• **Task**: Take the line containing "What's the underlying" and all lines after it to the end of the records, and output them exactly.

• **Material for the task**:
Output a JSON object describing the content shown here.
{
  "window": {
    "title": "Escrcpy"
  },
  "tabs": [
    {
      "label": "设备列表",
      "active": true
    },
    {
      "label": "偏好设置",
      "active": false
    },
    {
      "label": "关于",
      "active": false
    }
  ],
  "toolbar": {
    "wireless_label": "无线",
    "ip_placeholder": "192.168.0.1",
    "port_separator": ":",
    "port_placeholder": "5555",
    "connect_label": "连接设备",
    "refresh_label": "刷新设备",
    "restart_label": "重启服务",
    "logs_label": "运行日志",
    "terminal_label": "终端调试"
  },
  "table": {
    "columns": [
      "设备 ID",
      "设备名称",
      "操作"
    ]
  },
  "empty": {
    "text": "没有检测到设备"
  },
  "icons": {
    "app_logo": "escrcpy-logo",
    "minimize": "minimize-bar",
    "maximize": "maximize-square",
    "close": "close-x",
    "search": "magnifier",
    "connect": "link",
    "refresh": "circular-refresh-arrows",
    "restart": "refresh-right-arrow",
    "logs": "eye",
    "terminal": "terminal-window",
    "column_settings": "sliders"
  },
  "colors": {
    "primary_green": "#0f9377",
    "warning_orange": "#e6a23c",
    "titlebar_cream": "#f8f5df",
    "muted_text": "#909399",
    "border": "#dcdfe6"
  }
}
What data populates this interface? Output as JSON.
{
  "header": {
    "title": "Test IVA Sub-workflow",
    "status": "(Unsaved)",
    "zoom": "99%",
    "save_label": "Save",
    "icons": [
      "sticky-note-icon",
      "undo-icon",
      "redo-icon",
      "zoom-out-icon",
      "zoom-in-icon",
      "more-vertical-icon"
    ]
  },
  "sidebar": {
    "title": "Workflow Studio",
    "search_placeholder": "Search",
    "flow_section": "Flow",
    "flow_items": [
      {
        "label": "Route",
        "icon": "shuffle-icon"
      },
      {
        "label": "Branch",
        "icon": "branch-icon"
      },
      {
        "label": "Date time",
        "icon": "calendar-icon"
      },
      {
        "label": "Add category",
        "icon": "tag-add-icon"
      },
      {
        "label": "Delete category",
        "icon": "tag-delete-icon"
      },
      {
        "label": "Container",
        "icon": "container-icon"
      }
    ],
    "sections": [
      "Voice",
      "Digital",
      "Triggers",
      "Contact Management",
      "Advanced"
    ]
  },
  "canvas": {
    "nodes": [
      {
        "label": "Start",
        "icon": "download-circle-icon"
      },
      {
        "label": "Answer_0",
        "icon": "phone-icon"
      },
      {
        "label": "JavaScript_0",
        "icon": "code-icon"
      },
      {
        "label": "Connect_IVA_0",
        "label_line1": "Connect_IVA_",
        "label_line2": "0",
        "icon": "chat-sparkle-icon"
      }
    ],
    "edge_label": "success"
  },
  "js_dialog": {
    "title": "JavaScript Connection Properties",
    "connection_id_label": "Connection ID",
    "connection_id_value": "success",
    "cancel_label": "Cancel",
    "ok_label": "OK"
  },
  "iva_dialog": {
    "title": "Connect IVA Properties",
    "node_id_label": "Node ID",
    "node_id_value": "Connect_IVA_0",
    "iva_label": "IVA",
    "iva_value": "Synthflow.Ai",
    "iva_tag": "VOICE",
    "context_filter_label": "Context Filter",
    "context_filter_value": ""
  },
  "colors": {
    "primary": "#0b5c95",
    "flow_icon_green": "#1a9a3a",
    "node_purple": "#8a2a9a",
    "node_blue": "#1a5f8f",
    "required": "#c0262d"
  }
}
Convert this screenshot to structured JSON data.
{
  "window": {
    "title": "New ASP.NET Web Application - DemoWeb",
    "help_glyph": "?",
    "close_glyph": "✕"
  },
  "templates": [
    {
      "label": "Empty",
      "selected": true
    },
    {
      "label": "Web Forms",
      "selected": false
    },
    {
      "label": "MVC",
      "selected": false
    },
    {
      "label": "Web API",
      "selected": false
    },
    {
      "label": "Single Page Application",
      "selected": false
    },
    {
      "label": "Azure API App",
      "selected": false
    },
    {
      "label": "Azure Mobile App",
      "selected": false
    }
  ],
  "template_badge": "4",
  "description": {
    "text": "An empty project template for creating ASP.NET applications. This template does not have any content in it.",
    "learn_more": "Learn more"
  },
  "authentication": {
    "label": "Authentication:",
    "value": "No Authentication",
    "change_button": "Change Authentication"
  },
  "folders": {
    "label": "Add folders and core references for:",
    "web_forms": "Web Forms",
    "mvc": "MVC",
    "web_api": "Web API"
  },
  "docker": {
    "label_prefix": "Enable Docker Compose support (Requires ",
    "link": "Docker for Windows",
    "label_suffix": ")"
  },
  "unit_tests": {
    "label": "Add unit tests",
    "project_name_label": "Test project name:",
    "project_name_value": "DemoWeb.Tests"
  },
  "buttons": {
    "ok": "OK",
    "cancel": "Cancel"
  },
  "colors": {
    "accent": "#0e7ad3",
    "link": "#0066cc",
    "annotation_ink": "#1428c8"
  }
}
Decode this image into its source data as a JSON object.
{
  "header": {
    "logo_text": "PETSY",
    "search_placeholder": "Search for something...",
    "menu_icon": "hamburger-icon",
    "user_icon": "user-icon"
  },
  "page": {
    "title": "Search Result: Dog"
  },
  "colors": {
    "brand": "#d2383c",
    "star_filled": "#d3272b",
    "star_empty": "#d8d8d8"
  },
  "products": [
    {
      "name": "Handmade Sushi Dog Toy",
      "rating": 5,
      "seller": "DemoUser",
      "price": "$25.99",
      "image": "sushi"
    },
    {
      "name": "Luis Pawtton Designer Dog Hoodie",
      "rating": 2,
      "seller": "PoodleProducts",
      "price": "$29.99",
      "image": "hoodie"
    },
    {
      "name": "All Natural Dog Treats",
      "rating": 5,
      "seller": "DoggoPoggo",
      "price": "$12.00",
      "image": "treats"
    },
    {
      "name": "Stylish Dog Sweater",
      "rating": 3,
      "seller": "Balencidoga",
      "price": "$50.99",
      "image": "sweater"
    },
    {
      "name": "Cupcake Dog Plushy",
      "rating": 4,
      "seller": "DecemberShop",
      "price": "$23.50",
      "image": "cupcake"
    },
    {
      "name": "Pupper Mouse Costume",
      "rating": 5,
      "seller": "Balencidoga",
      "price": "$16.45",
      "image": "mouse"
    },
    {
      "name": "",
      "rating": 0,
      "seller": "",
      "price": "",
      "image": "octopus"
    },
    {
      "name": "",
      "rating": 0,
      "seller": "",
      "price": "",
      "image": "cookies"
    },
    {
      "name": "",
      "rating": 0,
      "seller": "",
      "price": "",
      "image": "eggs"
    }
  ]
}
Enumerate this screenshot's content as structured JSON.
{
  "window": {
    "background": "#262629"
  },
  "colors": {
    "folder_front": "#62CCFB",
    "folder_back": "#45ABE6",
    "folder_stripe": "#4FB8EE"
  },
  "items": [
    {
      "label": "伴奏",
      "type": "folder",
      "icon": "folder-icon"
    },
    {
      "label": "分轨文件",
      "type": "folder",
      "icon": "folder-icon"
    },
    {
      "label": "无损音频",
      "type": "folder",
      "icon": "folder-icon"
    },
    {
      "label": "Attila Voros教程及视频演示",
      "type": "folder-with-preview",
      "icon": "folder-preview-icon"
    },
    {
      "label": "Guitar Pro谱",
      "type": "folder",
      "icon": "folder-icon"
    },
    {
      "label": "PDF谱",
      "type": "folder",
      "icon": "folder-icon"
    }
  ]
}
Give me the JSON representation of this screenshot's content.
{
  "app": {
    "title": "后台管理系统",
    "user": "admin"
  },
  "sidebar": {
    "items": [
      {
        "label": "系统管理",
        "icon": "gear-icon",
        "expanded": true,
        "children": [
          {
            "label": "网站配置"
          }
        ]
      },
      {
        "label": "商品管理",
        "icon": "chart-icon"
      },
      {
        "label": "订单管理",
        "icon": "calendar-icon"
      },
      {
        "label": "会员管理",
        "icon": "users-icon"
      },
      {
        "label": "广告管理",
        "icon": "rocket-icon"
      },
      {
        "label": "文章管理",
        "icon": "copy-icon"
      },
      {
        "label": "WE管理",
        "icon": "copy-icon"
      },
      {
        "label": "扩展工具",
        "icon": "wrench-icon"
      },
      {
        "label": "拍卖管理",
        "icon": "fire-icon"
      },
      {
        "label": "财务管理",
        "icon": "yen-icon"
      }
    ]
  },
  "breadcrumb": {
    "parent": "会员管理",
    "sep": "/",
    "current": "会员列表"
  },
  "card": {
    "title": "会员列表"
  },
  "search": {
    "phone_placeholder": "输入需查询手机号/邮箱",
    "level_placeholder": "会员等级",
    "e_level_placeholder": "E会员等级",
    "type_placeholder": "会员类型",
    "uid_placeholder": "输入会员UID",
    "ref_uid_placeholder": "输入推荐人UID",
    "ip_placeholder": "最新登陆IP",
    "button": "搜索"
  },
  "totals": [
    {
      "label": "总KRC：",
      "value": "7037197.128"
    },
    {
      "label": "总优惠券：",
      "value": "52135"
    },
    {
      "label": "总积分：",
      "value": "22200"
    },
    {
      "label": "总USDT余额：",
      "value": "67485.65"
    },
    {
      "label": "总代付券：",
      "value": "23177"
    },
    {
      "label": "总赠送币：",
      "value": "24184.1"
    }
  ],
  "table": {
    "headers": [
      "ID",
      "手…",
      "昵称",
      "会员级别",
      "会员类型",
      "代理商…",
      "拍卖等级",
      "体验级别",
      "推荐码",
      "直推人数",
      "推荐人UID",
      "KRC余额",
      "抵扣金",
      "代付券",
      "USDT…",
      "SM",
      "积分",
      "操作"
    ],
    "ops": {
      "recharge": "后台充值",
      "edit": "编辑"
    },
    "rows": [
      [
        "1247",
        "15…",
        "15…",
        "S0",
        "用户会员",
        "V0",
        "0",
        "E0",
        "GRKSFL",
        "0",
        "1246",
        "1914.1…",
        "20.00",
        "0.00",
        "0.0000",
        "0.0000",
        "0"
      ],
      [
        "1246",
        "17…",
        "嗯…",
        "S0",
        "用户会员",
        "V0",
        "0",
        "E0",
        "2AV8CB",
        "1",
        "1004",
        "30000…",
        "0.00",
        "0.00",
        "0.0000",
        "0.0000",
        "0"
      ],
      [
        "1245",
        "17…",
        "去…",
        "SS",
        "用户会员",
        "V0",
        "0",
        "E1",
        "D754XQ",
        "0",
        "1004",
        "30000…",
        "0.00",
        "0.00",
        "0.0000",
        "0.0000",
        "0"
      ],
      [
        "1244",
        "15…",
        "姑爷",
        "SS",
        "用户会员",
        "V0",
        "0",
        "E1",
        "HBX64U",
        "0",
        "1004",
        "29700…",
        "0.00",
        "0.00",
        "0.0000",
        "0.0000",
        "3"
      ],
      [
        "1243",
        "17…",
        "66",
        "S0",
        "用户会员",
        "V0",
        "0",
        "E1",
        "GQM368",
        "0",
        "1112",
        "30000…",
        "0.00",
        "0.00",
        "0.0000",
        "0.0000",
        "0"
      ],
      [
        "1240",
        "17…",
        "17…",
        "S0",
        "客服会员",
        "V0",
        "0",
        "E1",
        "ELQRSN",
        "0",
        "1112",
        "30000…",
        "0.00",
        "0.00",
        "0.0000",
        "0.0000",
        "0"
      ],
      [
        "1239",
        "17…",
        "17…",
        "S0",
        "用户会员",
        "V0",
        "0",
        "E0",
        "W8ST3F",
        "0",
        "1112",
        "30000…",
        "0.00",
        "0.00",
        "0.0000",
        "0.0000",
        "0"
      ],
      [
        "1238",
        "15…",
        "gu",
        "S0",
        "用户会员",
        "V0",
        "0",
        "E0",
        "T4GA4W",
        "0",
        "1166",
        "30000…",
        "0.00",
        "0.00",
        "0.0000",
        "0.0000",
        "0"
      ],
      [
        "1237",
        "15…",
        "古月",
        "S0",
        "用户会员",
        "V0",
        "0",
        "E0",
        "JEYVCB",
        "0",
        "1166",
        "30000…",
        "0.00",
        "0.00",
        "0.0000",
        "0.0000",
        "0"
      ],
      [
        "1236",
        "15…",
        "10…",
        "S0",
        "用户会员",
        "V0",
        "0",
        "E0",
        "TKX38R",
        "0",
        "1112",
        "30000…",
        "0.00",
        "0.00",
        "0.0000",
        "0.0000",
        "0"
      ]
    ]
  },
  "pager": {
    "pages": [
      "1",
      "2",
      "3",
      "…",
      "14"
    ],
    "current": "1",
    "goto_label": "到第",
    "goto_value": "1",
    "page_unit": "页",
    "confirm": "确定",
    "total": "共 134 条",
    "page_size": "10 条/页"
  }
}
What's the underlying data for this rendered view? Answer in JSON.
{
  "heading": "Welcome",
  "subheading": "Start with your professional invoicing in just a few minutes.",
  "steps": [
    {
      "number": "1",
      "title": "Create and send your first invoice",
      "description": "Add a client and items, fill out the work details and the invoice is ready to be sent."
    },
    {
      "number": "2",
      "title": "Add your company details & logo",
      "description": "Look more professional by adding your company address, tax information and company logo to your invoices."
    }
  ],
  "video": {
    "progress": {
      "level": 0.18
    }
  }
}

• **Complete answer**:
What's the underlying data for this rendered view? Answer in JSON.
{
  "heading": "Welcome",
  "subheading": "Start with your professional invoicing in just a few minutes.",
  "steps": [
    {
      "number": "1",
      "title": "Create and send your first invoice",
      "description": "Add a client and items, fill out the work details and the invoice is ready to be sent."
    },
    {
      "number": "2",
      "title": "Add your company details & logo",
      "description": "Look more professional by adding your company address, tax information and company logo to your invoices."
    }
  ],
  "video": {
    "progress": {
      "level": 0.18
    }
  }
}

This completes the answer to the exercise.